SET EXERCISE: Report every line in the listing below where the string "color" shows up.

GIVEN RECORDS:
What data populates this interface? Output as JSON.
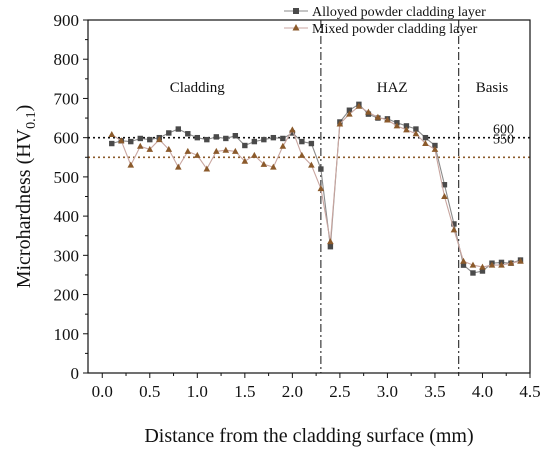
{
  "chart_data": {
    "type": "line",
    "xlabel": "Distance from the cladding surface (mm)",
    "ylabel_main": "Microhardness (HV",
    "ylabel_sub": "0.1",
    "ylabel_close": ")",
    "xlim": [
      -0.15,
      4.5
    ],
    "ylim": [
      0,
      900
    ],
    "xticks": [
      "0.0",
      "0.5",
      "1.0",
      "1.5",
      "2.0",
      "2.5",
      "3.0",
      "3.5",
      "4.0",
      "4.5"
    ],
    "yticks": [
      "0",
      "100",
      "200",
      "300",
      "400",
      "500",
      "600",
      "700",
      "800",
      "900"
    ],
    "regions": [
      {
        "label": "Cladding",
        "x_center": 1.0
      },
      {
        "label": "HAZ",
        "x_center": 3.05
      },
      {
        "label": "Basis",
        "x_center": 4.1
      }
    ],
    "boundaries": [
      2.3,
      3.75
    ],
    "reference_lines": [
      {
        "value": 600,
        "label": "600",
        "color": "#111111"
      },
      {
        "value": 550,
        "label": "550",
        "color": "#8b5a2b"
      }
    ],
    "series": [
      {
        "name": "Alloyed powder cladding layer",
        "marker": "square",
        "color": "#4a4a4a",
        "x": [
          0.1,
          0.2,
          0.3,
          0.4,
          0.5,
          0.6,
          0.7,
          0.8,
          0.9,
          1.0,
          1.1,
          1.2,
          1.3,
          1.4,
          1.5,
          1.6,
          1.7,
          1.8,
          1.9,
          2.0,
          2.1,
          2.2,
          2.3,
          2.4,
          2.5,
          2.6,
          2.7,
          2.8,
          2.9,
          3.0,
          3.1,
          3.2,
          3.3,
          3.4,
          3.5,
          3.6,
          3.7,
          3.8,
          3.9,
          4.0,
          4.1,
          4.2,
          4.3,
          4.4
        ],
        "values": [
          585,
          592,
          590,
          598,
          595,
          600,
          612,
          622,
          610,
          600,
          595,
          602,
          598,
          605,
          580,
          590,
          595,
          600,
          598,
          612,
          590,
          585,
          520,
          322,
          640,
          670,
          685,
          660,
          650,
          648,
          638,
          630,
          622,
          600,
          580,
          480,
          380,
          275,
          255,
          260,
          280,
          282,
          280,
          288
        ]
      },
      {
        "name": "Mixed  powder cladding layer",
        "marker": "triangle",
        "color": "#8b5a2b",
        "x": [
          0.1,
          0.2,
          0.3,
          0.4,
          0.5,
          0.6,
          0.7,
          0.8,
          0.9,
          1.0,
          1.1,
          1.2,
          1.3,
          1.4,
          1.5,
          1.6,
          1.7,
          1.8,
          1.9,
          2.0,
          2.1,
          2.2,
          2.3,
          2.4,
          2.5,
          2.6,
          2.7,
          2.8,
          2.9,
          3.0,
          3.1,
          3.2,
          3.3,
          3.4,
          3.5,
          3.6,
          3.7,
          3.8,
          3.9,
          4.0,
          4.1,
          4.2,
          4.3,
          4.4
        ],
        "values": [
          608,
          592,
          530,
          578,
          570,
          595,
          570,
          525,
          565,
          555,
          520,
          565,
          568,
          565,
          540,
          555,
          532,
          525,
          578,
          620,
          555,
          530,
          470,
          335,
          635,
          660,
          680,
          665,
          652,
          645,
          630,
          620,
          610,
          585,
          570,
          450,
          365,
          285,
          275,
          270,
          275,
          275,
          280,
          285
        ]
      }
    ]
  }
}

TASK OUTPUT:
        "color": "#111111"
        "color": "#8b5a2b"
        "color": "#4a4a4a",
        "color": "#8b5a2b",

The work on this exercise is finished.